··· GIVEN RECORDS ···

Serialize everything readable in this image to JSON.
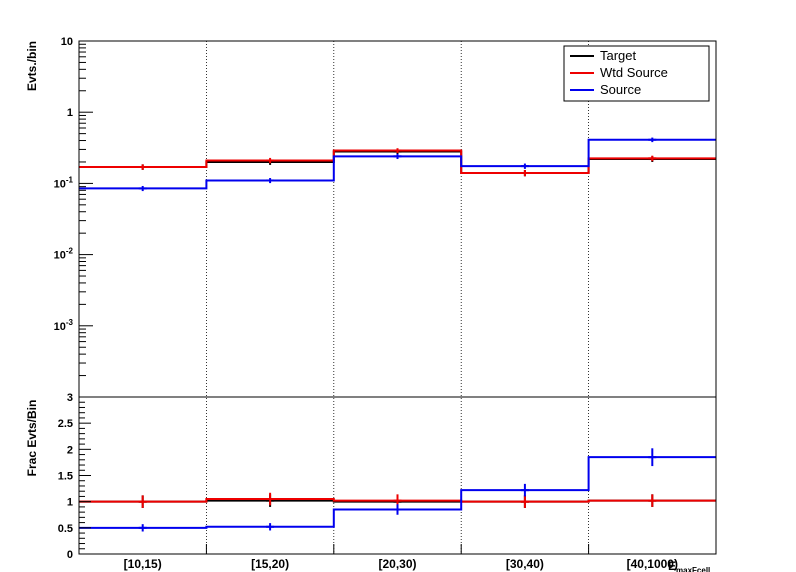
{
  "colors": {
    "target": "#000000",
    "wtd_source": "#ee0000",
    "source": "#0000ee",
    "frame": "#000000"
  },
  "legend": {
    "position": "top-right",
    "entries": [
      {
        "label": "Target",
        "color": "#000000"
      },
      {
        "label": "Wtd Source",
        "color": "#ee0000"
      },
      {
        "label": "Source",
        "color": "#0000ee"
      }
    ]
  },
  "chart_data": [
    {
      "type": "line",
      "panel": "top",
      "scale": "log",
      "ylabel": "Evts./bin",
      "ylim": [
        0.0001,
        10
      ],
      "ytick_labels": [
        {
          "base": "10",
          "exp": "-3",
          "value": 0.001
        },
        {
          "base": "10",
          "exp": "-2",
          "value": 0.01
        },
        {
          "base": "10",
          "exp": "-1",
          "value": 0.1
        },
        {
          "base": "1",
          "exp": "",
          "value": 1
        },
        {
          "base": "10",
          "exp": "",
          "value": 10
        }
      ],
      "categories": [
        "[10,15)",
        "[15,20)",
        "[20,30)",
        "[30,40)",
        "[40,1000)"
      ],
      "series": [
        {
          "name": "Target",
          "color": "#000000",
          "values": [
            0.17,
            0.2,
            0.28,
            0.14,
            0.22
          ],
          "errors": [
            0.015,
            0.018,
            0.022,
            0.014,
            0.02
          ]
        },
        {
          "name": "Wtd Source",
          "color": "#ee0000",
          "values": [
            0.17,
            0.21,
            0.29,
            0.14,
            0.225
          ],
          "errors": [
            0.015,
            0.018,
            0.022,
            0.014,
            0.02
          ]
        },
        {
          "name": "Source",
          "color": "#0000ee",
          "values": [
            0.085,
            0.11,
            0.24,
            0.175,
            0.41
          ],
          "errors": [
            0.007,
            0.009,
            0.02,
            0.015,
            0.03
          ]
        }
      ],
      "grid": "vertical-dotted"
    },
    {
      "type": "line",
      "panel": "bottom",
      "ylabel": "Frac Evts/Bin",
      "xlabel": "E_maxFcell",
      "ylim": [
        0,
        3
      ],
      "yticks": [
        0,
        0.5,
        1,
        1.5,
        2,
        2.5,
        3
      ],
      "ytick_labels": [
        "0",
        "0.5",
        "1",
        "1.5",
        "2",
        "2.5",
        "3"
      ],
      "categories": [
        "[10,15)",
        "[15,20)",
        "[20,30)",
        "[30,40)",
        "[40,1000)"
      ],
      "series": [
        {
          "name": "Target",
          "color": "#000000",
          "values": [
            1.0,
            1.02,
            1.0,
            1.0,
            1.02
          ],
          "errors": [
            0.12,
            0.12,
            0.12,
            0.12,
            0.12
          ]
        },
        {
          "name": "Wtd Source",
          "color": "#ee0000",
          "values": [
            1.0,
            1.05,
            1.02,
            1.0,
            1.02
          ],
          "errors": [
            0.12,
            0.12,
            0.12,
            0.12,
            0.12
          ]
        },
        {
          "name": "Source",
          "color": "#0000ee",
          "values": [
            0.5,
            0.52,
            0.85,
            1.22,
            1.85
          ],
          "errors": [
            0.07,
            0.07,
            0.1,
            0.12,
            0.17
          ]
        }
      ],
      "grid": "vertical-dotted"
    }
  ]
}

···

◆ DO THIS: All the lines above are to be reproduced exactly, except the pictures.

◆ OUTPUT OF THE TASK:
Serialize everything readable in this image to JSON.
{
  "colors": {
    "target": "#000000",
    "wtd_source": "#ee0000",
    "source": "#0000ee",
    "frame": "#000000"
  },
  "legend": {
    "position": "top-right",
    "entries": [
      {
        "label": "Target",
        "color": "#000000"
      },
      {
        "label": "Wtd Source",
        "color": "#ee0000"
      },
      {
        "label": "Source",
        "color": "#0000ee"
      }
    ]
  },
  "chart_data": [
    {
      "type": "line",
      "panel": "top",
      "scale": "log",
      "ylabel": "Evts./bin",
      "ylim": [
        0.0001,
        10
      ],
      "ytick_labels": [
        {
          "base": "10",
          "exp": "-3",
          "value": 0.001
        },
        {
          "base": "10",
          "exp": "-2",
          "value": 0.01
        },
        {
          "base": "10",
          "exp": "-1",
          "value": 0.1
        },
        {
          "base": "1",
          "exp": "",
          "value": 1
        },
        {
          "base": "10",
          "exp": "",
          "value": 10
        }
      ],
      "categories": [
        "[10,15)",
        "[15,20)",
        "[20,30)",
        "[30,40)",
        "[40,1000)"
      ],
      "series": [
        {
          "name": "Target",
          "color": "#000000",
          "values": [
            0.17,
            0.2,
            0.28,
            0.14,
            0.22
          ],
          "errors": [
            0.015,
            0.018,
            0.022,
            0.014,
            0.02
          ]
        },
        {
          "name": "Wtd Source",
          "color": "#ee0000",
          "values": [
            0.17,
            0.21,
            0.29,
            0.14,
            0.225
          ],
          "errors": [
            0.015,
            0.018,
            0.022,
            0.014,
            0.02
          ]
        },
        {
          "name": "Source",
          "color": "#0000ee",
          "values": [
            0.085,
            0.11,
            0.24,
            0.175,
            0.41
          ],
          "errors": [
            0.007,
            0.009,
            0.02,
            0.015,
            0.03
          ]
        }
      ],
      "grid": "vertical-dotted"
    },
    {
      "type": "line",
      "panel": "bottom",
      "ylabel": "Frac Evts/Bin",
      "xlabel": "E_maxFcell",
      "ylim": [
        0,
        3
      ],
      "yticks": [
        0,
        0.5,
        1,
        1.5,
        2,
        2.5,
        3
      ],
      "ytick_labels": [
        "0",
        "0.5",
        "1",
        "1.5",
        "2",
        "2.5",
        "3"
      ],
      "categories": [
        "[10,15)",
        "[15,20)",
        "[20,30)",
        "[30,40)",
        "[40,1000)"
      ],
      "series": [
        {
          "name": "Target",
          "color": "#000000",
          "values": [
            1.0,
            1.02,
            1.0,
            1.0,
            1.02
          ],
          "errors": [
            0.12,
            0.12,
            0.12,
            0.12,
            0.12
          ]
        },
        {
          "name": "Wtd Source",
          "color": "#ee0000",
          "values": [
            1.0,
            1.05,
            1.02,
            1.0,
            1.02
          ],
          "errors": [
            0.12,
            0.12,
            0.12,
            0.12,
            0.12
          ]
        },
        {
          "name": "Source",
          "color": "#0000ee",
          "values": [
            0.5,
            0.52,
            0.85,
            1.22,
            1.85
          ],
          "errors": [
            0.07,
            0.07,
            0.1,
            0.12,
            0.17
          ]
        }
      ],
      "grid": "vertical-dotted"
    }
  ]
}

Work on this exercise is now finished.